FIG. 1 is a block diagram illustrating a processing system 100, including a graphics processing unit configured to implement pipeline state management in accordance with some implementations. In the depicted example, the processing system 100 includes a central processing unit (CPU) 102, a graphics processing unit (GPU) 104, a device memory 106 utilized by the GPU 104, and a system memory 108 shared by the CPU 102 and the GPU 104. The GPU 104, in at least some implementations, is a dedicated device, several devices, or integrated into a larger device. In at least some implementations, the GPU 104 is implemented as part of an accelerated processing device (APD) that accepts both compute commands and graphics rendering commands from the CPU 102. The APD includes any cooperating collection of hardware, software, or a combination thereof that performs functions and computations associated with accelerating graphics processing tasks, data-parallel tasks, nested data-parallel tasks in an accelerated manner with respect to resources such as conventional CPUs, conventional GPUs, and combinations thereof. The APD and the CPU 102, in at least some implementations, are formed and combined on a single silicon die or package to provide a unified programming and execution environment. In other implementations, the APD and the CPU 102 are formed separately and mounted on the same or different substrates.

The memories 106, 108 include any of a variety of random access memories (RAMs) or combinations thereof, such as a double-data-rate dynamic random access memory (DDR DRAM), a graphics DDR DRAM (GDDR DRAM), and the like. The GPU 104 communicates with the CPU 102, the device memory 106, and the system memory 108 via a bus 110. The bus 110 includes any type of bus used in computing systems, including, but not limited to, a peripheral component interface (PCI) bus, an accelerated graphics port (AGP) bus, a PCI Express (PCIE) bus, and the like.

The CPU 102 sends instructions intended for processing at the GPU 104 to command buffers. In at least some implementations, the command buffers are located, for example, in system memory 108 in a separate memory coupled to the bus 110 (e.g., device memory 106).

As illustrated, the CPU 102 includes a number of processes, such as executing one or more application(s) 112 to generate graphic commands and a user mode driver 116 (or other drivers, such as a kernel mode driver). In at least some implementations, the one or more applications 112 include applications that utilize the functionality of GPU 104. An application 112 may include one or more graphics instructions that instruct GPU 104 to render a graphical user interface (GUI) and/or a graphics scene. For example, the graphics instructions may include instructions that define a set of one or more graphics primitives to be rendered by GPU 104.

§ Record list

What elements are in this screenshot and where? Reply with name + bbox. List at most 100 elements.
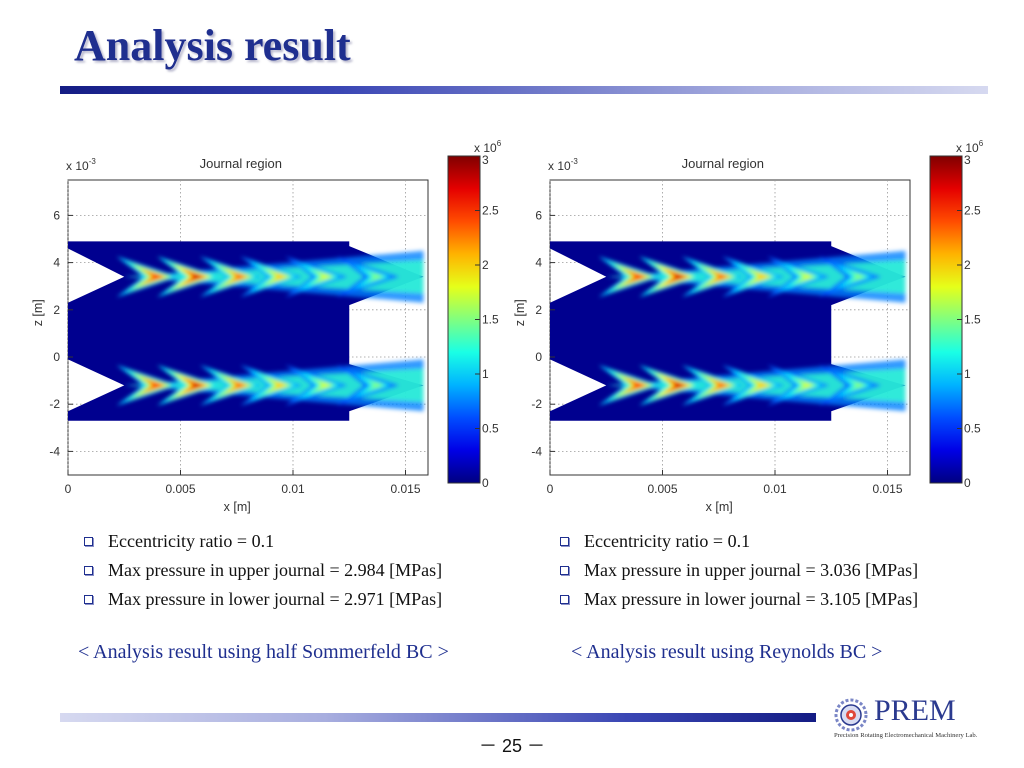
colorbar [447,155,481,484]
pressure-chevron [188,380,204,391]
pressure-chevron [798,271,814,282]
colorbar-tick-label: 2.5 [964,204,981,218]
colorbar-tick-label: 2 [482,258,489,272]
y-multiplier-exponent: -3 [571,157,579,166]
y-tick-label: 0 [535,350,542,364]
pressure-chevron [753,271,769,282]
pressure-chevron [173,264,212,290]
pressure-chevron [698,372,736,398]
pressure-chevron [738,372,777,398]
list-item: Max pressure in lower journal = 3.105 [M… [554,585,1014,614]
page-number: － 25 － [478,736,546,756]
y-tick-label: 6 [53,208,60,222]
y-tick-label: 4 [535,256,542,270]
colorbar-tick-label: 0 [482,476,489,490]
x-tick-label: 0.015 [390,482,420,496]
pressure-chevron [223,268,250,286]
lower-journal-band [116,359,424,412]
list-item: Max pressure in upper journal = 3.036 [M… [554,556,1014,585]
pressure-chevron [663,268,690,286]
pressure-chevron [140,268,167,286]
pressure-chevron [663,376,690,394]
pressure-chevron [181,268,208,286]
colorbar-multiplier: x 106 [956,139,984,155]
pressure-chevron [670,380,686,391]
upper-journal-band [116,250,424,303]
colorbar-tick-label: 0.5 [482,422,499,436]
colorbar-tick-label: 0 [964,476,971,490]
colorbar-multiplier: x 106 [474,139,502,155]
pressure-chevron [713,271,729,282]
pressure-chevron [629,380,646,391]
x-tick-label: 0.01 [281,482,305,496]
pressure-chevron [791,376,818,394]
chart-title: Journal region [682,156,764,171]
pressure-chevron [713,380,729,391]
colorbar-tick-label: 1.5 [964,313,981,327]
pressure-chevron [309,376,336,394]
pressure-chevron [353,372,392,398]
square-bullet-icon [560,566,569,575]
pressure-chevron [353,264,392,290]
bullet-text: Eccentricity ratio = 0.1 [108,531,275,551]
lower-journal-band [598,359,906,412]
y-tick-label: -2 [49,397,60,411]
x-tick-label: 0 [65,482,72,496]
logo-text: PREM [874,694,956,727]
pressure-chevron [655,264,694,290]
pressure-chevron [316,380,332,391]
colorbar-tick-label: 0.5 [964,422,981,436]
bullet-text: Eccentricity ratio = 0.1 [584,531,751,551]
list-item: Max pressure in lower journal = 2.971 [M… [78,585,538,614]
pressure-chevron [738,264,777,290]
caption-left: < Analysis result using half Sommerfeld … [78,641,449,663]
pressure-chevron [181,376,208,394]
pressure-chevron [147,380,164,391]
x-tick-label: 0.005 [647,482,677,496]
pressure-chevron [140,376,167,394]
colorbar-tick-label: 1.5 [482,313,499,327]
chart-panel-left: 0 0.005 0.01 0.015 6 4 2 0 -2 -4 Journal region x [… [30,132,502,514]
list-item: Max pressure in upper journal = 2.984 [M… [78,556,538,585]
colorbar-tick-label: 1 [964,367,971,381]
pressure-chevron [256,264,295,290]
pressure-chevron [264,376,291,394]
y-tick-label: 6 [535,208,542,222]
y-tick-label: 2 [535,303,542,317]
slide-title: Analysis result [74,21,351,70]
pressure-chevron [850,380,866,391]
y-axis-label: z [m] [31,299,45,326]
pressure-chevron [361,376,388,394]
pressure-chevron [309,268,336,286]
y-tick-label: -4 [49,444,60,458]
square-bullet-icon [84,595,93,604]
prem-logo: PREM Precision Rotating Electromechanica… [834,694,994,746]
colorbar-tick-label: 1 [482,367,489,381]
pressure-chevron [173,372,212,398]
bullet-list-right: Eccentricity ratio = 0.1 Max pressure in… [554,527,1014,614]
pressure-chevron [316,271,332,282]
colorbar-tick-label: 3 [964,153,971,167]
pressure-chevron [264,268,291,286]
x-axis-label: x [m] [224,500,251,514]
pressure-chevron [368,271,384,282]
y-multiplier: x 10-3 [66,157,96,173]
colorbar-tick-label: 3 [482,153,489,167]
pressure-chevron [655,372,694,398]
pressure-chevron [753,380,769,391]
colorbar-multiplier-exponent: 6 [497,139,502,148]
upper-journal-band [598,250,906,303]
bullet-list-left: Eccentricity ratio = 0.1 Max pressure in… [78,527,538,614]
pressure-chevron [231,271,247,282]
pressure-chevron [132,264,171,290]
pressure-chevron [705,376,732,394]
chart-title: Journal region [200,156,282,171]
pressure-chevron [231,380,247,391]
pressure-chevron [783,372,822,398]
pressure-chevron [271,380,287,391]
pressure-chevron [368,380,384,391]
pressure-chevron [147,271,164,282]
chart-panel-right: 0 0.005 0.01 0.015 6 4 2 0 -2 -4 Journal region x [… [512,132,984,514]
x-tick-label: 0.005 [165,482,195,496]
bullet-text: Max pressure in lower journal = 3.105 [M… [584,589,919,609]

§ Short exercise A
Return the portion of the processing system passage starting with "As illustrated, the" and going on through "by GPU 104.", copied without any change.
§ Short exercise B
Answer the following from the processing system passage, one line each:
(i) Over what component does the GPU 104 communicate with the CPU 102, the device memory 106, and the system memory 108?
(ii) To what does the CPU 102 send instructions intended for processing at the GPU 104?
(iii) Which components share the system memory 108?
§ Short exercise C
Summarize the processing system passage in two sentences.

§ Expected output A
As illustrated, the CPU 102 includes a number of processes, such as executing one or more application(s) 112 to generate graphic commands and a user mode driver 116 (or other drivers, such as a kernel mode driver). In at least some implementations, the one or more applications 112 include applications that utilize the functionality of GPU 104. An application 112 may include one or more graphics instructions that instruct GPU 104 to render a graphical user interface (GUI) and/or a graphics scene. For example, the graphics instructions may include instructions that define a set of one or more graphics primitives to be rendered by GPU 104.

§ Expected output B
(i) Bus 110
(ii) Command buffers
(iii) The CPU 102 and the GPU 104

§ Expected output C
Processing system 100 includes a CPU 102, a GPU 104, a device memory 106 used by the GPU, and a system memory 108 shared by the CPU and GPU. The GPU communicates with these components over bus 110, and the CPU sends instructions for the GPU to command buffers while running applications 112 that can instruct the GPU to render a graphical user interface or a graphics scene.